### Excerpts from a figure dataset
/---
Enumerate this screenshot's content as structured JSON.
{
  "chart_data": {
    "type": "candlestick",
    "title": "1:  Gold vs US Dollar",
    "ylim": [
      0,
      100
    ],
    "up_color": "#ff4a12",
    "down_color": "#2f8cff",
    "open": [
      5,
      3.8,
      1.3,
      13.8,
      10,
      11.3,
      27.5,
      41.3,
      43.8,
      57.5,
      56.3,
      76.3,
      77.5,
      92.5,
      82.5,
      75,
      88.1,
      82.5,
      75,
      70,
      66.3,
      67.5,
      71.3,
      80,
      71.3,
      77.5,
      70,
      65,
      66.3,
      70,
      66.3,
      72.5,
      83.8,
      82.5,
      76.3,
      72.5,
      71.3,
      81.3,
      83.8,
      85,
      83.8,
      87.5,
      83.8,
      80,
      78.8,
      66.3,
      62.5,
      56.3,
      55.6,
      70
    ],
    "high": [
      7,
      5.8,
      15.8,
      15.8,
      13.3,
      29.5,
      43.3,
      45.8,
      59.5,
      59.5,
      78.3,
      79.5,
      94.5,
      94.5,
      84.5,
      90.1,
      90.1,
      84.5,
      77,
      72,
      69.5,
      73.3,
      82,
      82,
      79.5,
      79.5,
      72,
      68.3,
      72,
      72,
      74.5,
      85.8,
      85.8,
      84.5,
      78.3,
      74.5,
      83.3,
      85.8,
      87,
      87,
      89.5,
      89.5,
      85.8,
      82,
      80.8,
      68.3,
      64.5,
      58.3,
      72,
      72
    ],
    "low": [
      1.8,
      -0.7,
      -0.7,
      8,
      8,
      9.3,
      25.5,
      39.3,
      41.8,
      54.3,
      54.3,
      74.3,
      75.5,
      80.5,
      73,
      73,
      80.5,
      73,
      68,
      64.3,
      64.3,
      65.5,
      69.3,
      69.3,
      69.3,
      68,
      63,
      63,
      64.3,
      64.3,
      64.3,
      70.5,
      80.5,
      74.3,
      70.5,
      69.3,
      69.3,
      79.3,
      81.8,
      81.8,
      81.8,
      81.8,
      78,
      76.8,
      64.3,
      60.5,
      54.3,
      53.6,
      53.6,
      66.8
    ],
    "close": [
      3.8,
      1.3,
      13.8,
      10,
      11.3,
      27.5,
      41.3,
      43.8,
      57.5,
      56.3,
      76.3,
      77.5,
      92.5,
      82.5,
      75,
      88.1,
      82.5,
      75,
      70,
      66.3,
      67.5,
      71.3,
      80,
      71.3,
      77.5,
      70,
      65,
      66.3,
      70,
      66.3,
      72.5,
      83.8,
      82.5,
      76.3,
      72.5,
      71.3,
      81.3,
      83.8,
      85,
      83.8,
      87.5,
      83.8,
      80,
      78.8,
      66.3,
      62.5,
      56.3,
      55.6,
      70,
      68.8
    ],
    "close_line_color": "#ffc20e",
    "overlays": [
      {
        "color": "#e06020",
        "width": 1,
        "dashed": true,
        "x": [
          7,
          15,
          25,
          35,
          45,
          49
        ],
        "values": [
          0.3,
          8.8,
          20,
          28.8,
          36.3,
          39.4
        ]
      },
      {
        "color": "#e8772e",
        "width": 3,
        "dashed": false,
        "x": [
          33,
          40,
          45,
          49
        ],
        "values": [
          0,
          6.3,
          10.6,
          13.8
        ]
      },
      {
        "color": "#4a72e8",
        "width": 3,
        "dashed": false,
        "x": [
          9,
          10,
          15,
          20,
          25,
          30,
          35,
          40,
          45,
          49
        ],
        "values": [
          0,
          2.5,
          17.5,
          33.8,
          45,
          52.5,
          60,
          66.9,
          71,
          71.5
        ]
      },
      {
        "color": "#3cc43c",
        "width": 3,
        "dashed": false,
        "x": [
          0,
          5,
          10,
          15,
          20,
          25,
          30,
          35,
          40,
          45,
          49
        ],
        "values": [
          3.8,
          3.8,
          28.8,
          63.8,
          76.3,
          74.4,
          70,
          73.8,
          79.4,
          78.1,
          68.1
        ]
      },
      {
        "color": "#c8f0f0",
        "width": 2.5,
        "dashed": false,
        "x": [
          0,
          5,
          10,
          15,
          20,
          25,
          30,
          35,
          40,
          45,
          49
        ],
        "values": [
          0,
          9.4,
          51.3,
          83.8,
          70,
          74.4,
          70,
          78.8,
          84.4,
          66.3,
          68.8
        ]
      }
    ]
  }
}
\---
### WHAT NEEDS TO BE DONE
Copy out the data shown above without altering anything.

### RESPONSE FOR THIS EXERCISE
Enumerate this screenshot's content as structured JSON.
{
  "chart_data": {
    "type": "candlestick",
    "title": "1:  Gold vs US Dollar",
    "ylim": [
      0,
      100
    ],
    "up_color": "#ff4a12",
    "down_color": "#2f8cff",
    "open": [
      5,
      3.8,
      1.3,
      13.8,
      10,
      11.3,
      27.5,
      41.3,
      43.8,
      57.5,
      56.3,
      76.3,
      77.5,
      92.5,
      82.5,
      75,
      88.1,
      82.5,
      75,
      70,
      66.3,
      67.5,
      71.3,
      80,
      71.3,
      77.5,
      70,
      65,
      66.3,
      70,
      66.3,
      72.5,
      83.8,
      82.5,
      76.3,
      72.5,
      71.3,
      81.3,
      83.8,
      85,
      83.8,
      87.5,
      83.8,
      80,
      78.8,
      66.3,
      62.5,
      56.3,
      55.6,
      70
    ],
    "high": [
      7,
      5.8,
      15.8,
      15.8,
      13.3,
      29.5,
      43.3,
      45.8,
      59.5,
      59.5,
      78.3,
      79.5,
      94.5,
      94.5,
      84.5,
      90.1,
      90.1,
      84.5,
      77,
      72,
      69.5,
      73.3,
      82,
      82,
      79.5,
      79.5,
      72,
      68.3,
      72,
      72,
      74.5,
      85.8,
      85.8,
      84.5,
      78.3,
      74.5,
      83.3,
      85.8,
      87,
      87,
      89.5,
      89.5,
      85.8,
      82,
      80.8,
      68.3,
      64.5,
      58.3,
      72,
      72
    ],
    "low": [
      1.8,
      -0.7,
      -0.7,
      8,
      8,
      9.3,
      25.5,
      39.3,
      41.8,
      54.3,
      54.3,
      74.3,
      75.5,
      80.5,
      73,
      73,
      80.5,
      73,
      68,
      64.3,
      64.3,
      65.5,
      69.3,
      69.3,
      69.3,
      68,
      63,
      63,
      64.3,
      64.3,
      64.3,
      70.5,
      80.5,
      74.3,
      70.5,
      69.3,
      69.3,
      79.3,
      81.8,
      81.8,
      81.8,
      81.8,
      78,
      76.8,
      64.3,
      60.5,
      54.3,
      53.6,
      53.6,
      66.8
    ],
    "close": [
      3.8,
      1.3,
      13.8,
      10,
      11.3,
      27.5,
      41.3,
      43.8,
      57.5,
      56.3,
      76.3,
      77.5,
      92.5,
      82.5,
      75,
      88.1,
      82.5,
      75,
      70,
      66.3,
      67.5,
      71.3,
      80,
      71.3,
      77.5,
      70,
      65,
      66.3,
      70,
      66.3,
      72.5,
      83.8,
      82.5,
      76.3,
      72.5,
      71.3,
      81.3,
      83.8,
      85,
      83.8,
      87.5,
      83.8,
      80,
      78.8,
      66.3,
      62.5,
      56.3,
      55.6,
      70,
      68.8
    ],
    "close_line_color": "#ffc20e",
    "overlays": [
      {
        "color": "#e06020",
        "width": 1,
        "dashed": true,
        "x": [
          7,
          15,
          25,
          35,
          45,
          49
        ],
        "values": [
          0.3,
          8.8,
          20,
          28.8,
          36.3,
          39.4
        ]
      },
      {
        "color": "#e8772e",
        "width": 3,
        "dashed": false,
        "x": [
          33,
          40,
          45,
          49
        ],
        "values": [
          0,
          6.3,
          10.6,
          13.8
        ]
      },
      {
        "color": "#4a72e8",
        "width": 3,
        "dashed": false,
        "x": [
          9,
          10,
          15,
          20,
          25,
          30,
          35,
          40,
          45,
          49
        ],
        "values": [
          0,
          2.5,
          17.5,
          33.8,
          45,
          52.5,
          60,
          66.9,
          71,
          71.5
        ]
      },
      {
        "color": "#3cc43c",
        "width": 3,
        "dashed": false,
        "x": [
          0,
          5,
          10,
          15,
          20,
          25,
          30,
          35,
          40,
          45,
          49
        ],
        "values": [
          3.8,
          3.8,
          28.8,
          63.8,
          76.3,
          74.4,
          70,
          73.8,
          79.4,
          78.1,
          68.1
        ]
      },
      {
        "color": "#c8f0f0",
        "width": 2.5,
        "dashed": false,
        "x": [
          0,
          5,
          10,
          15,
          20,
          25,
          30,
          35,
          40,
          45,
          49
        ],
        "values": [
          0,
          9.4,
          51.3,
          83.8,
          70,
          74.4,
          70,
          78.8,
          84.4,
          66.3,
          68.8
        ]
      }
    ]
  }
}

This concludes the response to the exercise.